Con il secondo motivo di ricorso, proposto in via subordinata al respingimento della doglianza precedente, si deduceva la violazione di legge del provvedimento impugnato conseguente al fatto che, laddove non avesse ritenuto ammissibile l’incidente di esecuzione proposto nell’interesse del condannato il Tribunale di Palermo avrebbe dovuto provvedere a riqualificarlo, ai sensi dell’art. 568, comma 5, cod. proc. pen., come appello tardivo ovvero come richiesta di rescissione del giudicato ex art. 629-bis cod. proc. pen., disponendo la trasmissione degli atti alla Corte di appello di Palermo, funzionalmente competente.

Le considerazioni esposte, per la difesa, imponevano l’annullamento dell’ordinanza impugnata.

Le valutazioni giuridiche formulate dalla Cassazione

Il ricorso veniva dichiarato inammissibile per le seguenti ragioni.

■ ■ ■ ■ ■

## SERIE DI ESERCIZI
**A)** Estrai dal brano sul ricorso in Cassazione il tratto che va da "Con il secondo" fino a "Palermo, funzionalmente competente.".
**B)** Prosegui, per favore, il brano sul ricorso in Cassazione dal punto in cui si ferma.
Le righe non hanno alcun legame con il brano sul ricorso in Cassazione.

## DATI ARCHIVIATI
■ ■ ■ ■ ■

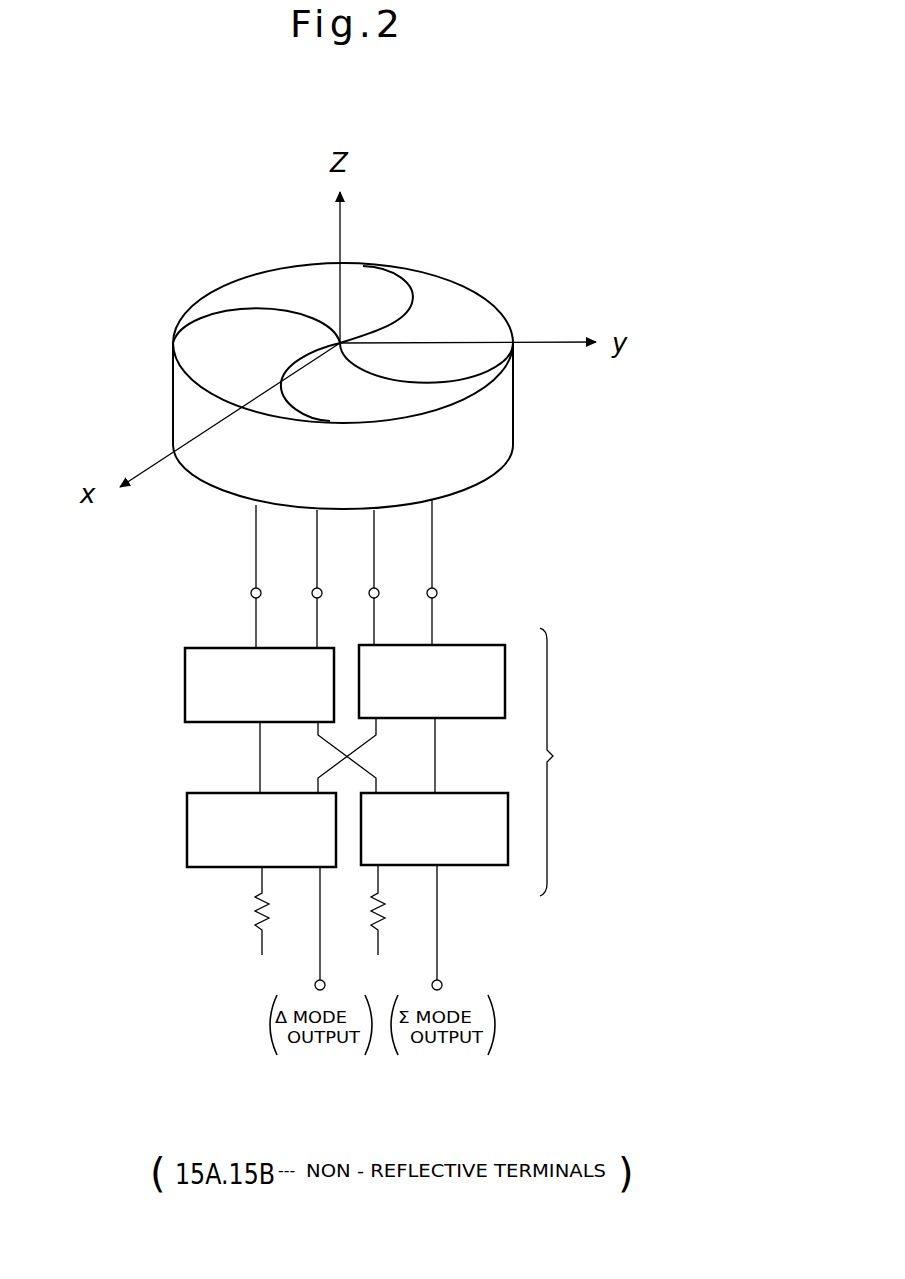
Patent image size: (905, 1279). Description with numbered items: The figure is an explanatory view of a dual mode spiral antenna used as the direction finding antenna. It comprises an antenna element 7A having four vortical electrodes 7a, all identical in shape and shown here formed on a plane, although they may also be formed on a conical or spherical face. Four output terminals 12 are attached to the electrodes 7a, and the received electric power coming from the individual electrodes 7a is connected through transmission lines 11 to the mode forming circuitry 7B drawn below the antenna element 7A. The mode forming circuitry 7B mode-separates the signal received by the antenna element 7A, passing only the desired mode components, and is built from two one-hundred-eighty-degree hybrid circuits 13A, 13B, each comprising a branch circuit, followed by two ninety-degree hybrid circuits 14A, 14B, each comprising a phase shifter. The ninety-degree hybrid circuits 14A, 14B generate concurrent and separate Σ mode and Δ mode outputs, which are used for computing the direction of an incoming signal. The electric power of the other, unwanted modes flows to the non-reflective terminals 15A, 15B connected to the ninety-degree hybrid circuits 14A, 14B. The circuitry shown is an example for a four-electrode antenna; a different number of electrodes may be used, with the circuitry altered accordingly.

The antenna element 7A is at (232, 282).
The vortical electrodes 7a is at (413, 300).
The mode forming circuitry 7B is at (553, 756).
The transmission lines 11 is at (432, 537).
The output terminals 12 is at (437, 591).
The 180° hybrid circuit 13A is at (185, 680).
The 180° hybrid circuit 13B is at (505, 680).
The 90° hybrid circuit 14A is at (187, 831).
The 90° hybrid circuit 14B is at (508, 838).
The non-reflective terminal 15A is at (258, 915).
The non-reflective terminal 15B is at (375, 911).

■ ■ ■ ■ ■

## ESERCIZI SVOLTI
**A)**
Con il secondo motivo di ricorso, proposto in via subordinata al respingimento della doglianza precedente, si deduceva la violazione di legge del provvedimento impugnato conseguente al fatto che, laddove non avesse ritenuto ammissibile l’incidente di esecuzione proposto nell’interesse del condannato il Tribunale di Palermo avrebbe dovuto provvedere a riqualificarlo, ai sensi dell’art. 568, comma 5, cod. proc. pen., come appello tardivo ovvero come richiesta di rescissione del giudicato ex art. 629-bis cod. proc. pen., disponendo la trasmissione degli atti alla Corte di appello di Palermo, funzionalmente competente.

**B)**
Per quanto concerne la prima doglianza, gli Ermellini osservavano in particolare che, se era pacifico che l’omessa osservanza delle formalità relative alla notifica della sentenza di primo grado traeva origine all’erronea vocatio in iudicium del condannato, era altrettanto pacifico che tale patologia processuale, laddove eccepita nel processo di cognizione, avrebbe concretizzato una nullità assoluta e insanabil, in linea con quanto affermato dalle Sezioni Unite secondo cui: «L’omessa notifica all’imputato dell’avviso di fissazione dell’udienza preliminare configura un’ipotesi di nullità assoluta ed insanabile, rilevabile d’ufficio in ogni stato e grado del procedimento equiparabile all’omessa citazione dell’imputato» (Sez. U, n. 7697 del 24/11/2016).

Tuttavia, a fronte di ciò, per i giudici di piazza Cavour, tale patologia processuale, che comportava la violazione del diritto di difesa del ricorrente, doveva essere eccepita con lo strumento processuale previsto dall’art. 629-bis cod. proc. pen. – che disciplina le ipotesi di rescissione del giudicato – e non con quello di cui all’art. 670 cod. proc. pen., che risultava essere stato attivato nell’interesse del condannato sulla base di argomentazioni che, pur pregevolmente sostenute, non apparivano essere, per la Suprema Corte, meritevoli di accoglimento.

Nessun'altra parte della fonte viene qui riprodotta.